**PROMPT:** Leave out the pictures; transcribe all else exactly.
□ □ □
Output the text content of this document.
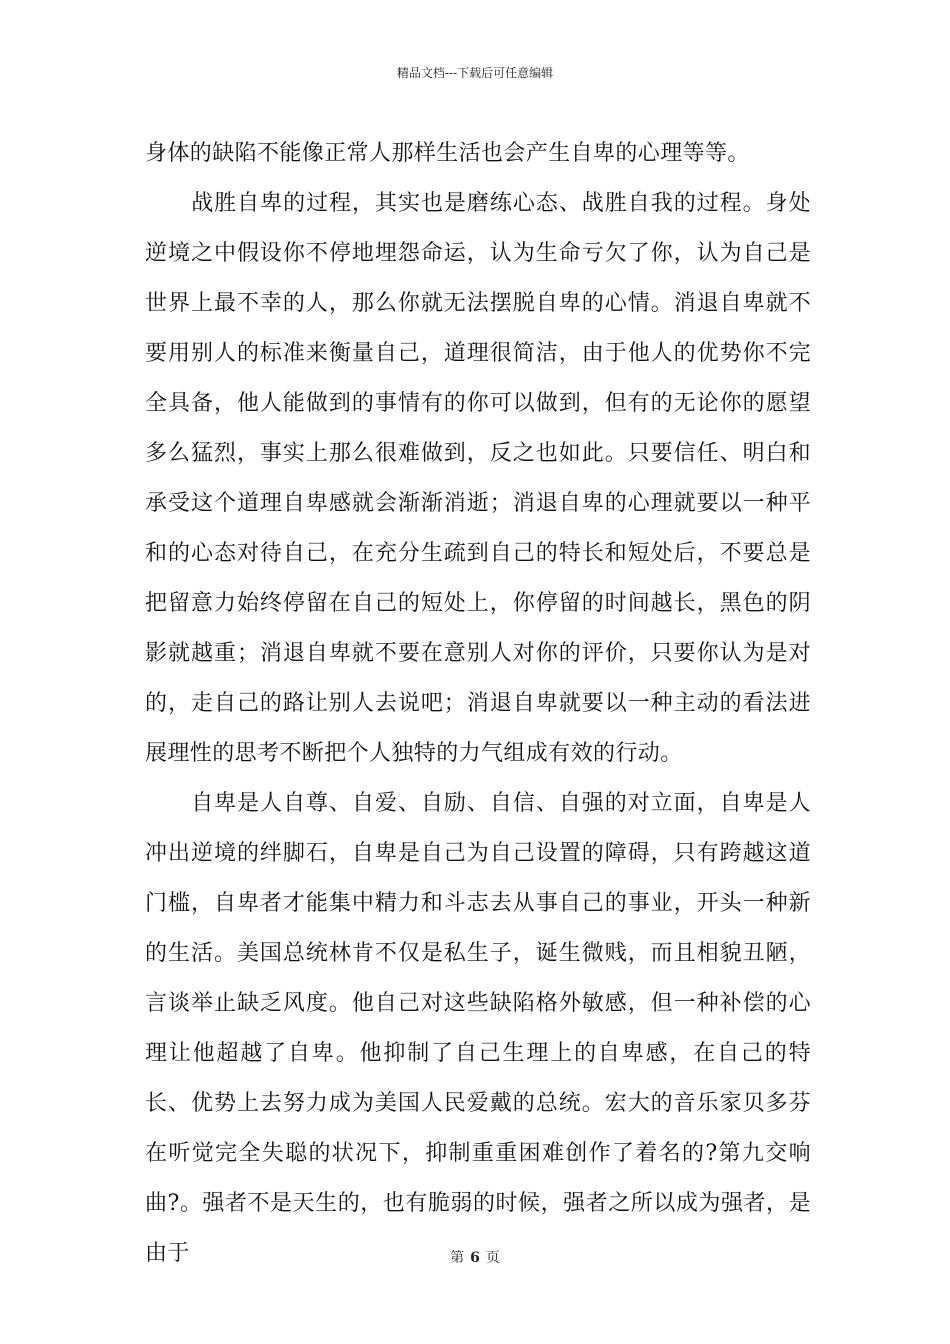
精品文档---下载后可任意编辑

身体的缺陷不能像正常人那样生活也会产生自卑的心理等等。

战胜自卑的过程，其实也是磨练心态、战胜自我的过程。身处逆境之中假设你不停地埋怨命运，认为生命亏欠了你，认为自己是世界上最不幸的人，那么你就无法摆脱自卑的心情。消退自卑就不要用别人的标准来衡量自己，道理很简洁，由于他人的优势你不完全具备，他人能做到的事情有的你可以做到，但有的无论你的愿望多么猛烈，事实上那么很难做到，反之也如此。只要信任、明白和承受这个道理自卑感就会渐渐消逝；消退自卑的心理就要以一种平和的心态对待自己，在充分生疏到自己的特长和短处后，不要总是把留意力始终停留在自己的短处上，你停留的时间越长，黑色的阴影就越重；消退自卑就不要在意别人对你的评价，只要你认为是对的，走自己的路让别人去说吧；消退自卑就要以一种主动的看法进展理性的思考不断把个人独特的力气组成有效的行动。

自卑是人自尊、自爱、自励、自信、自强的对立面，自卑是人冲出逆境的绊脚石，自卑是自己为自己设置的障碍，只有跨越这道门槛，自卑者才能集中精力和斗志去从事自己的事业，开头一种新的生活。美国总统林肯不仅是私生子，诞生微贱，而且相貌丑陋，言谈举止缺乏风度。他自己对这些缺陷格外敏感，但一种补偿的心理让他超越了自卑。他抑制了自己生理上的自卑感，在自己的特长、优势上去努力成为美国人民爱戴的总统。宏大的音乐家贝多芬在听觉完全失聪的状况下，抑制重重困难创作了着名的?第九交响曲?。强者不是天生的，也有脆弱的时候，强者之所以成为强者，是由于	第 6 页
□ □ □
**ANSWER BELOW:**
Output the text content of this document.
精品文档---下载后可任意编辑

身体的缺陷不能像正常人那样生活也会产生自卑的心理等等。

战胜自卑的过程，其实也是磨练心态、战胜自我的过程。身处逆境之中假设你不停地埋怨命运，认为生命亏欠了你，认为自己是世界上最不幸的人，那么你就无法摆脱自卑的心情。消退自卑就不要用别人的标准来衡量自己，道理很简洁，由于他人的优势你不完全具备，他人能做到的事情有的你可以做到，但有的无论你的愿望多么猛烈，事实上那么很难做到，反之也如此。只要信任、明白和承受这个道理自卑感就会渐渐消逝；消退自卑的心理就要以一种平和的心态对待自己，在充分生疏到自己的特长和短处后，不要总是把留意力始终停留在自己的短处上，你停留的时间越长，黑色的阴影就越重；消退自卑就不要在意别人对你的评价，只要你认为是对的，走自己的路让别人去说吧；消退自卑就要以一种主动的看法进展理性的思考不断把个人独特的力气组成有效的行动。

自卑是人自尊、自爱、自励、自信、自强的对立面，自卑是人冲出逆境的绊脚石，自卑是自己为自己设置的障碍，只有跨越这道门槛，自卑者才能集中精力和斗志去从事自己的事业，开头一种新的生活。美国总统林肯不仅是私生子，诞生微贱，而且相貌丑陋，言谈举止缺乏风度。他自己对这些缺陷格外敏感，但一种补偿的心理让他超越了自卑。他抑制了自己生理上的自卑感，在自己的特长、优势上去努力成为美国人民爱戴的总统。宏大的音乐家贝多芬在听觉完全失聪的状况下，抑制重重困难创作了着名的?第九交响曲?。强者不是天生的，也有脆弱的时候，强者之所以成为强者，是由于	第 6 页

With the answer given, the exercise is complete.